Your goal: Output only the span of lines that begins at the line containing "Extract all readable text from this page." and ends at the last line of the data, both included, exactly as they appear.

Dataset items
>> BEGIN

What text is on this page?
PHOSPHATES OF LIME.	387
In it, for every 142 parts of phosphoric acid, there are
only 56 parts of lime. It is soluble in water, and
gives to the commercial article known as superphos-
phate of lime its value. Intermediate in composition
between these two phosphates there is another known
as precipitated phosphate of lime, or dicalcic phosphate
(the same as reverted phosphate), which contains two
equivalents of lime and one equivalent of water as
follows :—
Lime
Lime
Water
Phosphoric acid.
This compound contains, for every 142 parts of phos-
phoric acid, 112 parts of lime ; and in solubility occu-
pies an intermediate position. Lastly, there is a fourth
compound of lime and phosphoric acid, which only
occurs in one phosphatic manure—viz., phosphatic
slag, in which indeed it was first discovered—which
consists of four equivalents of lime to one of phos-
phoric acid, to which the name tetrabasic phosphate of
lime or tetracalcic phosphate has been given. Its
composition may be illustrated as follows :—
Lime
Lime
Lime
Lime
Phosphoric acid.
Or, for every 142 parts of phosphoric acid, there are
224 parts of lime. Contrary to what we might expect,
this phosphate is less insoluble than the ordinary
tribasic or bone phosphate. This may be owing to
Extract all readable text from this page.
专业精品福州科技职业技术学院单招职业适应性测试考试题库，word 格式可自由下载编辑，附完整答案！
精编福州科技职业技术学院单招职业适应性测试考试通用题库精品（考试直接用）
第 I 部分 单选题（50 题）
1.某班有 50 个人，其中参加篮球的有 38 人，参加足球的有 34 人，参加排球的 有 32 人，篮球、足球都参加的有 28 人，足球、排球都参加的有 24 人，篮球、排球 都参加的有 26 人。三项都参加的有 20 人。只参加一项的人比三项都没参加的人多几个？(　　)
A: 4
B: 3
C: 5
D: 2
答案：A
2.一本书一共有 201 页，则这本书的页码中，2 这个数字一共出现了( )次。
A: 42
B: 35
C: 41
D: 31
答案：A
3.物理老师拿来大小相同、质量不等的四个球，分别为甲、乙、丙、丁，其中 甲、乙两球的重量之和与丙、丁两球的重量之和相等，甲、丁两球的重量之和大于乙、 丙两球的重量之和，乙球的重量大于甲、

>> END

Solved problem:
Extract all readable text from this page.
专业精品福州科技职业技术学院单招职业适应性测试考试题库，word 格式可自由下载编辑，附完整答案！
精编福州科技职业技术学院单招职业适应性测试考试通用题库精品（考试直接用）
第 I 部分 单选题（50 题）
1.某班有 50 个人，其中参加篮球的有 38 人，参加足球的有 34 人，参加排球的 有 32 人，篮球、足球都参加的有 28 人，足球、排球都参加的有 24 人，篮球、排球 都参加的有 26 人。三项都参加的有 20 人。只参加一项的人比三项都没参加的人多几个？(　　)
A: 4
B: 3
C: 5
D: 2
答案：A
2.一本书一共有 201 页，则这本书的页码中，2 这个数字一共出现了( )次。
A: 42
B: 35
C: 41
D: 31
答案：A
3.物理老师拿来大小相同、质量不等的四个球，分别为甲、乙、丙、丁，其中 甲、乙两球的重量之和与丙、丁两球的重量之和相等，甲、丁两球的重量之和大于乙、 丙两球的重量之和，乙球的重量大于甲、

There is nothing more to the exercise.